* Problem:
In the entries that follow, find the word "they" and report each line it is on.

* Records for this exercise:
┄┄┄┄┄┄┄┄┄┄┄┄┄┄┄┄┄┄┄┄
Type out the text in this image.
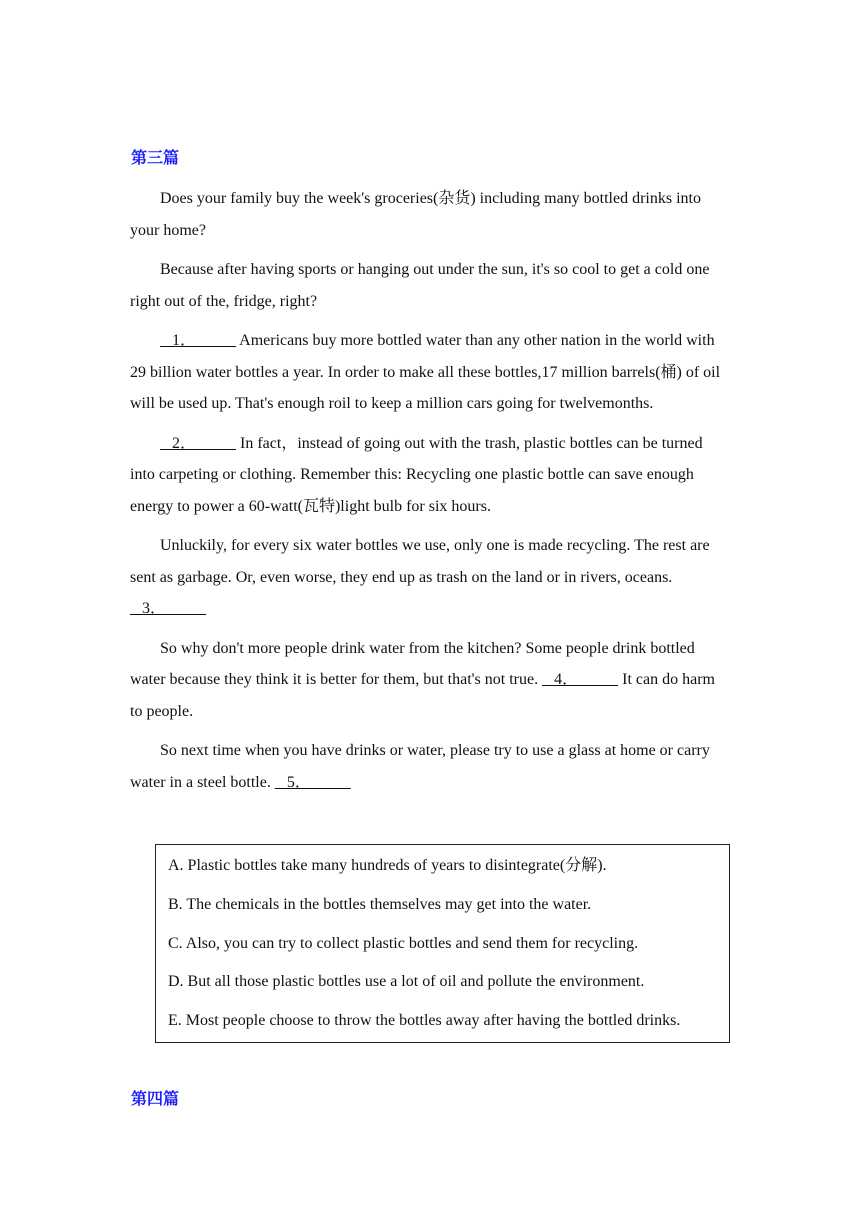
第三篇

Does your family buy the week's groceries(杂货) including many bottled drinks into your home?

Because after having sports or hanging out under the sun, it's so cool to get a cold one right out of the, fridge, right?

1．           Americans buy more bottled water than any other nation in the world with 29 billion water bottles a year. In order to make all these bottles,17 million barrels(桶) of oil will be used up. That's enough roil to keep a million cars going for twelvemonths.

2．           In fact，instead of going out with the trash, plastic bottles can be turned into carpeting or clothing. Remember this: Recycling one plastic bottle can save enough energy to power a 60-watt(瓦特)light bulb for six hours.

Unluckily, for every six water bottles we use, only one is made recycling. The rest are sent as garbage. Or, even worse, they end up as trash on the land or in rivers, oceans.    3．

So why don't more people drink water from the kitchen? Some people drink bottled water because they think it is better for them, but that's not true.    4．           It can do harm to people.

So next time when you have drinks or water, please try to use a glass at home or carry water in a steel bottle.    5．

A. Plastic bottles take many hundreds of years to disintegrate(分解).
B. The chemicals in the bottles themselves may get into the water.
C. Also, you can try to collect plastic bottles and send them for recycling.
D. But all those plastic bottles use a lot of oil and pollute the environment.
E. Most people choose to throw the bottles away after having the bottled drinks.
第四篇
┄┄┄┄┄┄┄┄┄┄┄┄┄┄┄┄┄┄┄┄
* Full output:
Unluckily, for every six water bottles we use, only one is made recycling. The rest are sent as garbage. Or, even worse, they end up as trash on the land or in rivers, oceans.    3．
So why don't more people drink water from the kitchen? Some people drink bottled water because they think it is better for them, but that's not true.    4．           It can do harm to people.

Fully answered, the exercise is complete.